---------- Text extract

Elkin on Delcomyn and Ellis, 'A Backyard Prairie: The Hidden Beauty of Tallgrass and Wildflowers'

Author: 
Fred Delcomyn, James L. Ellis
Reviewer: 
Rosetta S. Elkin

Fred Delcomyn, James L. Ellis. A Backyard Prairie: The Hidden Beauty of Tallgrass and Wildflowers. Carbondale: Southern Illinois University Press, 2021. Illustrations. xiv + 110 pp. $24.50 (paper), ISBN 978-0-8093-3818-4; $15.99 (e-book), ISBN 978-0-8093-3819-1. 

Reviewed by Rosetta S. Elkin (Pratt Institute) Published on H-Environment (February, 2023) Commissioned by Daniella McCahey (Texas Tech University)

Printable Version: https://www.h-net.org/reviews/showpdf.php?id=58216

A Backyard Prairie is an excellent publication that does a lot with a little. I mention this in terms of the slim size of the book, but also in relation to the landscape itself: a 2.5-acre restoration of a tallgrass prairie and its indelible impact on human expectation. Not only do the authors show an effective restoration project at a residential scale, but they also persuade the reader that this is actually the most realistic scale for restoration because it links humans and their lands through long-term practices that bind people to place. I am left with the sense that it is easier to love a few acres than it is to advocate for hundreds.

--------------------

Required task 1 -> Repeat the book review above word for word.

---------- Records provided

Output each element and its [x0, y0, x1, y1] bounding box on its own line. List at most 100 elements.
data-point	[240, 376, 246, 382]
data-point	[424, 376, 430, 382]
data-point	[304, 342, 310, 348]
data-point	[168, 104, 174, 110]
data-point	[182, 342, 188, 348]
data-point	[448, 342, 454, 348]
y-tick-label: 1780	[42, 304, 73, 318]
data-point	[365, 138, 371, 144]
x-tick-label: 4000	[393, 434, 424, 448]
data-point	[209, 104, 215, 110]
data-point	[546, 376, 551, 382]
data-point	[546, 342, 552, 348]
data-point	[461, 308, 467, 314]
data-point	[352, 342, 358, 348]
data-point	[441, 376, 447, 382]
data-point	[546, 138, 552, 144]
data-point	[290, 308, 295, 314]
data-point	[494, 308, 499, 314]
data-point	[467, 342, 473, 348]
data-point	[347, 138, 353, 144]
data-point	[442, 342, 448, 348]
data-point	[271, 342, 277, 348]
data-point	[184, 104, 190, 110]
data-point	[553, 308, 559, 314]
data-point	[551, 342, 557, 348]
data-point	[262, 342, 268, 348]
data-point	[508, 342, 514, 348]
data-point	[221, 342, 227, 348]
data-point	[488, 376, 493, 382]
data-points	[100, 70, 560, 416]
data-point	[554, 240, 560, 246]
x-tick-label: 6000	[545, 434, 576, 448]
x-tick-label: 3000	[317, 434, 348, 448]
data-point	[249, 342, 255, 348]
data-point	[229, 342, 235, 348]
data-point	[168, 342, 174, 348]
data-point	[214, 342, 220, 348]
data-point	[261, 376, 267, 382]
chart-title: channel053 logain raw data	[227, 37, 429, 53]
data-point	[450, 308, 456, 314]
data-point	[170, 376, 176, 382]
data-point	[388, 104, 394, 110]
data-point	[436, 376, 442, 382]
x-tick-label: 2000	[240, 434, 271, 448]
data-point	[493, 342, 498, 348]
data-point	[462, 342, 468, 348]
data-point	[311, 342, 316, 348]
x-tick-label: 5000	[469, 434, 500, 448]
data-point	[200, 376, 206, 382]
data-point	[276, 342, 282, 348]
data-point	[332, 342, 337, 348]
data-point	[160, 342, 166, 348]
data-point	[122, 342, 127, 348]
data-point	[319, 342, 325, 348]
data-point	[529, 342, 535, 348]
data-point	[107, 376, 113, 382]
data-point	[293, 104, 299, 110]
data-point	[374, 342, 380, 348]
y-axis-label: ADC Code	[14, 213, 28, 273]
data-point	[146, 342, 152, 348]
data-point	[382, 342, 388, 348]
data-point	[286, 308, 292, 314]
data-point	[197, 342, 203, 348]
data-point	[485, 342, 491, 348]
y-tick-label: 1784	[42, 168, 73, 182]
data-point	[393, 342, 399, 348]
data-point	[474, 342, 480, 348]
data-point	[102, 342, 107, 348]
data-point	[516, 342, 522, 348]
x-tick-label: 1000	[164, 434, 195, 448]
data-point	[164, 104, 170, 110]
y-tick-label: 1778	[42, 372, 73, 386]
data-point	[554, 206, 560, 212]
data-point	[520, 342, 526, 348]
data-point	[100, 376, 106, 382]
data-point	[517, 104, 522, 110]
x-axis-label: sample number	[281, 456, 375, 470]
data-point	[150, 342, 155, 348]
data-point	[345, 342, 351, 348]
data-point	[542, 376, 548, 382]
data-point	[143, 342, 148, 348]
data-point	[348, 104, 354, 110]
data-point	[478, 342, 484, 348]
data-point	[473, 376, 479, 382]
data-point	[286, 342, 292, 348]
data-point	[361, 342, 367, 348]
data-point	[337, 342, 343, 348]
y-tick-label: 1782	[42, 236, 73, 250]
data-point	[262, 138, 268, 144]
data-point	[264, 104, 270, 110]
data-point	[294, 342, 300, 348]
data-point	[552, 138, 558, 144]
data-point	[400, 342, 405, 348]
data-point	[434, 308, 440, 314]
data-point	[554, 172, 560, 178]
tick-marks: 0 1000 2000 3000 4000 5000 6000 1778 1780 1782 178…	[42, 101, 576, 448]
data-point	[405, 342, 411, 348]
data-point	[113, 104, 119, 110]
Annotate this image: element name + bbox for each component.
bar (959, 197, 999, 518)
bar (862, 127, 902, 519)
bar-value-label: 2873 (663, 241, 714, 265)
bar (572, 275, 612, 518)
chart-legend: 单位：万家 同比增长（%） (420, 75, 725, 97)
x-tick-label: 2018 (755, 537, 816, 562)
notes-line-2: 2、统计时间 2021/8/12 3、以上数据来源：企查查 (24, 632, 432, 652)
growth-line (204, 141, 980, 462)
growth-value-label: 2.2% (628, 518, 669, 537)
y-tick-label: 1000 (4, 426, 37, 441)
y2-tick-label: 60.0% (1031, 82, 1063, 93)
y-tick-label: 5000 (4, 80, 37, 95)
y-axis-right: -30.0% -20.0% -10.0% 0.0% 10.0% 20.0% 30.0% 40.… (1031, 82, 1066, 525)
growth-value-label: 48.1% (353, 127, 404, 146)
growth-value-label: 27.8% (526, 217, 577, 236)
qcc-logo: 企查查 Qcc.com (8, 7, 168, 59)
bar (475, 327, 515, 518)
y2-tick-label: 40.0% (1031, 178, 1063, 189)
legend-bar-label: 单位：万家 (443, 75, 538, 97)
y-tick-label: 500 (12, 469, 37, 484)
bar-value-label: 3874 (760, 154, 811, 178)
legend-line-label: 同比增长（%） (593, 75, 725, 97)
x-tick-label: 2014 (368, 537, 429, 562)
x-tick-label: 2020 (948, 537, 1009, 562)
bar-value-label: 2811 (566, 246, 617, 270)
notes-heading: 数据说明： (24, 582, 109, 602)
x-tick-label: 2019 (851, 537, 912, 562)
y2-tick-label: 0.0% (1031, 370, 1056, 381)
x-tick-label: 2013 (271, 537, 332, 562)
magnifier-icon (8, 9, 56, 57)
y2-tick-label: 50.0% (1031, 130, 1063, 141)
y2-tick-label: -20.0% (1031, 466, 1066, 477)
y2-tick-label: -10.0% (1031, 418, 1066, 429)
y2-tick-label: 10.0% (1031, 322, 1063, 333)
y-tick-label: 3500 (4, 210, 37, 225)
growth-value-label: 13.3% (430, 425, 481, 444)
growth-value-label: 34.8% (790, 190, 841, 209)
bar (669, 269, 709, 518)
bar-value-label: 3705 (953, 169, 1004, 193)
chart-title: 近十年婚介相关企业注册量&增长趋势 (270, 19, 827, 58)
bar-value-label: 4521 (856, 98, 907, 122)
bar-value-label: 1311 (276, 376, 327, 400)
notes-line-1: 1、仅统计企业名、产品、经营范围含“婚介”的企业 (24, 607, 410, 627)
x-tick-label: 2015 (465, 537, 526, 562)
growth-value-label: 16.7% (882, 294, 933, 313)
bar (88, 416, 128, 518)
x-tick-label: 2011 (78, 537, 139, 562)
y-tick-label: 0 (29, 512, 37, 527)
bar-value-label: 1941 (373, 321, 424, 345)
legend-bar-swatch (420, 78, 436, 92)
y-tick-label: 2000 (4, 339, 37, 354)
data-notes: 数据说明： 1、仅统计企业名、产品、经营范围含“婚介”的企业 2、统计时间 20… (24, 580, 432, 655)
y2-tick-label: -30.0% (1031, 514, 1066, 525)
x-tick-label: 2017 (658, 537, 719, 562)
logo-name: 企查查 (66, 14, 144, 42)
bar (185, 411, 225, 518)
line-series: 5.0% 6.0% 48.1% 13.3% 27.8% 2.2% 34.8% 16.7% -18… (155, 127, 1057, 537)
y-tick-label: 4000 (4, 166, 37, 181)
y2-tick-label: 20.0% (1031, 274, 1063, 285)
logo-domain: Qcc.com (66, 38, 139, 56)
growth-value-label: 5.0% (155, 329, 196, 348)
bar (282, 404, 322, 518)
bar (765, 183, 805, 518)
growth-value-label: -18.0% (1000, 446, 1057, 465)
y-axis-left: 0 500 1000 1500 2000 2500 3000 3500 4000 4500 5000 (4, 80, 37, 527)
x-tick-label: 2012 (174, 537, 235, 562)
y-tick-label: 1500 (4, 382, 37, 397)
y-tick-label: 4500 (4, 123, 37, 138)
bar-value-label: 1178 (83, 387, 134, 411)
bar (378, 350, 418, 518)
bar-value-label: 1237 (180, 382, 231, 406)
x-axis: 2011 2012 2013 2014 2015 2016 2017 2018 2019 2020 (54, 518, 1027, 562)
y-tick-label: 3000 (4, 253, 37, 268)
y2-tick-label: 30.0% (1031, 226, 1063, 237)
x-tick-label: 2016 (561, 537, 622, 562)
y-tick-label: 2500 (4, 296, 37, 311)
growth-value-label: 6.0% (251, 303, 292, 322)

--------------------

Required task 2 -> Set out the records, from their first line through the line containing "304, 73, 318]", inclusive, as a numbered list with blank lines omitted, and include no other lines.

Task answer 1 ->
Elkin on Delcomyn and Ellis, 'A Backyard Prairie: The Hidden Beauty of Tallgrass and Wildflowers'

Author: 
Fred Delcomyn, James L. Ellis
Reviewer: 
Rosetta S. Elkin

Fred Delcomyn, James L. Ellis. A Backyard Prairie: The Hidden Beauty of Tallgrass and Wildflowers. Carbondale: Southern Illinois University Press, 2021. Illustrations. xiv + 110 pp. $24.50 (paper), ISBN 978-0-8093-3818-4; $15.99 (e-book), ISBN 978-0-8093-3819-1. 

Reviewed by Rosetta S. Elkin (Pratt Institute) Published on H-Environment (February, 2023) Commissioned by Daniella McCahey (Texas Tech University)

Printable Version: https://www.h-net.org/reviews/showpdf.php?id=58216

A Backyard Prairie is an excellent publication that does a lot with a little. I mention this in terms of the slim size of the book, but also in relation to the landscape itself: a 2.5-acre restoration of a tallgrass prairie and its indelible impact on human expectation. Not only do the authors show an effective restoration project at a residential scale, but they also persuade the reader that this is actually the most realistic scale for restoration because it links humans and their lands through long-term practices that bind people to place. I am left with the sense that it is easier to love a few acres than it is to advocate for hundreds.

Task answer 2 ->
1. Output each element and its [x0, y0, x1, y1] bounding box on its own line. List at most 100 elements.
2. data-point	[240, 376, 246, 382]
3. data-point	[424, 376, 430, 382]
4. data-point	[304, 342, 310, 348]
5. data-point	[168, 104, 174, 110]
6. data-point	[182, 342, 188, 348]
7. data-point	[448, 342, 454, 348]
8. y-tick-label: 1780	[42, 304, 73, 318]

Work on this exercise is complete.